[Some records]
_ _ _ _ _

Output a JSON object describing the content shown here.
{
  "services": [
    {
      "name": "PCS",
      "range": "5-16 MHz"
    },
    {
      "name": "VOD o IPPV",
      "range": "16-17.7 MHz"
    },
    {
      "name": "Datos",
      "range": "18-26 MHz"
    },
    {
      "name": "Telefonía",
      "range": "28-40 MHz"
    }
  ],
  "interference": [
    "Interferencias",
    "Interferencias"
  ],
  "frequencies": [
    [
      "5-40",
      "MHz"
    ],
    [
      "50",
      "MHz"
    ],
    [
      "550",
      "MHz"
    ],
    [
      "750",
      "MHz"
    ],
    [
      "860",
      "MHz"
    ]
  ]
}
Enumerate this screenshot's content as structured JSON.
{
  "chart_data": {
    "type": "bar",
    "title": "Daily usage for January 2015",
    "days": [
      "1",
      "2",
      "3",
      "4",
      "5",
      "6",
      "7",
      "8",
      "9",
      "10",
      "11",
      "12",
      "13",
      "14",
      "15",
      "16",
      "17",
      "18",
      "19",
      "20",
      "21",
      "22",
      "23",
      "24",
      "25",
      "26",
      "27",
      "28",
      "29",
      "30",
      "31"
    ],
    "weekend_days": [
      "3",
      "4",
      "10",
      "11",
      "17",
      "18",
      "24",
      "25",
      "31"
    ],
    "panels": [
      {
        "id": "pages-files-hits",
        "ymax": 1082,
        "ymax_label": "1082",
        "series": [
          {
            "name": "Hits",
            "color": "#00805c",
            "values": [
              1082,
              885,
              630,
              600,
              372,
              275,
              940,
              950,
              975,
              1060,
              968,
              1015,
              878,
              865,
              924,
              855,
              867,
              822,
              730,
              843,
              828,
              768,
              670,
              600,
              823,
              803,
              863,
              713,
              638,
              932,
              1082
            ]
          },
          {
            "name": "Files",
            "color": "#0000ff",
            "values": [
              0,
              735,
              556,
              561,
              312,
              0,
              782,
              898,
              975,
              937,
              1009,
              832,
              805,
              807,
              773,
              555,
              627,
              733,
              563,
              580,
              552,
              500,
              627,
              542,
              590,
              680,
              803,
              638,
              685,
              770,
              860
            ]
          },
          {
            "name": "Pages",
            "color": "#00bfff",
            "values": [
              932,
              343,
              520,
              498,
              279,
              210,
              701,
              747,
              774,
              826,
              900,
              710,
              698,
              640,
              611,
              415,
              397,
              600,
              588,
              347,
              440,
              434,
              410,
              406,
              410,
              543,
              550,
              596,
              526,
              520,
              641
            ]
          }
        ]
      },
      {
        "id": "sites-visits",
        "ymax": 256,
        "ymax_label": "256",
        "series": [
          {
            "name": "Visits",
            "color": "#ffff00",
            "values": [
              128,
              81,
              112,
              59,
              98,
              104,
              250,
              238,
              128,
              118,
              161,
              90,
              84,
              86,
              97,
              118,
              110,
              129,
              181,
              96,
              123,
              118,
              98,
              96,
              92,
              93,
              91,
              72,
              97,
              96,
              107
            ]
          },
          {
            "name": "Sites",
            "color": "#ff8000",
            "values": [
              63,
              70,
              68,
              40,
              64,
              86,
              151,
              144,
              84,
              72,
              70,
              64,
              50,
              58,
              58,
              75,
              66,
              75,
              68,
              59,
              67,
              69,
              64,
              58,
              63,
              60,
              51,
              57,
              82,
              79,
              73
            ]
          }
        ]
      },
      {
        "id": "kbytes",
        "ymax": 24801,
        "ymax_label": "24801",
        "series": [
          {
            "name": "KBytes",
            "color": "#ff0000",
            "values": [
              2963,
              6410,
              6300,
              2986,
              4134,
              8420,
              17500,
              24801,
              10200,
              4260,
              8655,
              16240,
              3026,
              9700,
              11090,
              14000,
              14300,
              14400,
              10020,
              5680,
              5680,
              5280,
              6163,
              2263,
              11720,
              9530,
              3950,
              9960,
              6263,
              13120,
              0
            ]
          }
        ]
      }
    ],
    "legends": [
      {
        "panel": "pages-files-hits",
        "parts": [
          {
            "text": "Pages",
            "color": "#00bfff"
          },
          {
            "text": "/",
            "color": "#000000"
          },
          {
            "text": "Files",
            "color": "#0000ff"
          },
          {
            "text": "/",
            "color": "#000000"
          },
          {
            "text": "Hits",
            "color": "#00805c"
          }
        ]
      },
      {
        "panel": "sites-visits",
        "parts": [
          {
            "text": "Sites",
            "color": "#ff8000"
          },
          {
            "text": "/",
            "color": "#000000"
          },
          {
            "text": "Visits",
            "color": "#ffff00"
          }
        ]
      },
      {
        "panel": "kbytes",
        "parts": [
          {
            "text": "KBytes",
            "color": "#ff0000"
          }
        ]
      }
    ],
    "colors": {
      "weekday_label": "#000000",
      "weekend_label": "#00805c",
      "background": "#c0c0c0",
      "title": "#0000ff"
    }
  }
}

_ _ _ _ _

● **Prompt**: Reproduce every record above exactly as it appears.

● **The answer**:
Output a JSON object describing the content shown here.
{
  "services": [
    {
      "name": "PCS",
      "range": "5-16 MHz"
    },
    {
      "name": "VOD o IPPV",
      "range": "16-17.7 MHz"
    },
    {
      "name": "Datos",
      "range": "18-26 MHz"
    },
    {
      "name": "Telefonía",
      "range": "28-40 MHz"
    }
  ],
  "interference": [
    "Interferencias",
    "Interferencias"
  ],
  "frequencies": [
    [
      "5-40",
      "MHz"
    ],
    [
      "50",
      "MHz"
    ],
    [
      "550",
      "MHz"
    ],
    [
      "750",
      "MHz"
    ],
    [
      "860",
      "MHz"
    ]
  ]
}
Enumerate this screenshot's content as structured JSON.
{
  "chart_data": {
    "type": "bar",
    "title": "Daily usage for January 2015",
    "days": [
      "1",
      "2",
      "3",
      "4",
      "5",
      "6",
      "7",
      "8",
      "9",
      "10",
      "11",
      "12",
      "13",
      "14",
      "15",
      "16",
      "17",
      "18",
      "19",
      "20",
      "21",
      "22",
      "23",
      "24",
      "25",
      "26",
      "27",
      "28",
      "29",
      "30",
      "31"
    ],
    "weekend_days": [
      "3",
      "4",
      "10",
      "11",
      "17",
      "18",
      "24",
      "25",
      "31"
    ],
    "panels": [
      {
        "id": "pages-files-hits",
        "ymax": 1082,
        "ymax_label": "1082",
        "series": [
          {
            "name": "Hits",
            "color": "#00805c",
            "values": [
              1082,
              885,
              630,
              600,
              372,
              275,
              940,
              950,
              975,
              1060,
              968,
              1015,
              878,
              865,
              924,
              855,
              867,
              822,
              730,
              843,
              828,
              768,
              670,
              600,
              823,
              803,
              863,
              713,
              638,
              932,
              1082
            ]
          },
          {
            "name": "Files",
            "color": "#0000ff",
            "values": [
              0,
              735,
              556,
              561,
              312,
              0,
              782,
              898,
              975,
              937,
              1009,
              832,
              805,
              807,
              773,
              555,
              627,
              733,
              563,
              580,
              552,
              500,
              627,
              542,
              590,
              680,
              803,
              638,
              685,
              770,
              860
            ]
          },
          {
            "name": "Pages",
            "color": "#00bfff",
            "values": [
              932,
              343,
              520,
              498,
              279,
              210,
              701,
              747,
              774,
              826,
              900,
              710,
              698,
              640,
              611,
              415,
              397,
              600,
              588,
              347,
              440,
              434,
              410,
              406,
              410,
              543,
              550,
              596,
              526,
              520,
              641
            ]
          }
        ]
      },
      {
        "id": "sites-visits",
        "ymax": 256,
        "ymax_label": "256",
        "series": [
          {
            "name": "Visits",
            "color": "#ffff00",
            "values": [
              128,
              81,
              112,
              59,
              98,
              104,
              250,
              238,
              128,
              118,
              161,
              90,
              84,
              86,
              97,
              118,
              110,
              129,
              181,
              96,
              123,
              118,
              98,
              96,
              92,
              93,
              91,
              72,
              97,
              96,
              107
            ]
          },
          {
            "name": "Sites",
            "color": "#ff8000",
            "values": [
              63,
              70,
              68,
              40,
              64,
              86,
              151,
              144,
              84,
              72,
              70,
              64,
              50,
              58,
              58,
              75,
              66,
              75,
              68,
              59,
              67,
              69,
              64,
              58,
              63,
              60,
              51,
              57,
              82,
              79,
              73
            ]
          }
        ]
      },
      {
        "id": "kbytes",
        "ymax": 24801,
        "ymax_label": "24801",
        "series": [
          {
            "name": "KBytes",
            "color": "#ff0000",
            "values": [
              2963,
              6410,
              6300,
              2986,
              4134,
              8420,
              17500,
              24801,
              10200,
              4260,
              8655,
              16240,
              3026,
              9700,
              11090,
              14000,
              14300,
              14400,
              10020,
              5680,
              5680,
              5280,
              6163,
              2263,
              11720,
              9530,
              3950,
              9960,
              6263,
              13120,
              0
            ]
          }
        ]
      }
    ],
    "legends": [
      {
        "panel": "pages-files-hits",
        "parts": [
          {
            "text": "Pages",
            "color": "#00bfff"
          },
          {
            "text": "/",
            "color": "#000000"
          },
          {
            "text": "Files",
            "color": "#0000ff"
          },
          {
            "text": "/",
            "color": "#000000"
          },
          {
            "text": "Hits",
            "color": "#00805c"
          }
        ]
      },
      {
        "panel": "sites-visits",
        "parts": [
          {
            "text": "Sites",
            "color": "#ff8000"
          },
          {
            "text": "/",
            "color": "#000000"
          },
          {
            "text": "Visits",
            "color": "#ffff00"
          }
        ]
      },
      {
        "panel": "kbytes",
        "parts": [
          {
            "text": "KBytes",
            "color": "#ff0000"
          }
        ]
      }
    ],
    "colors": {
      "weekday_label": "#000000",
      "weekend_label": "#00805c",
      "background": "#c0c0c0",
      "title": "#0000ff"
    }
  }
}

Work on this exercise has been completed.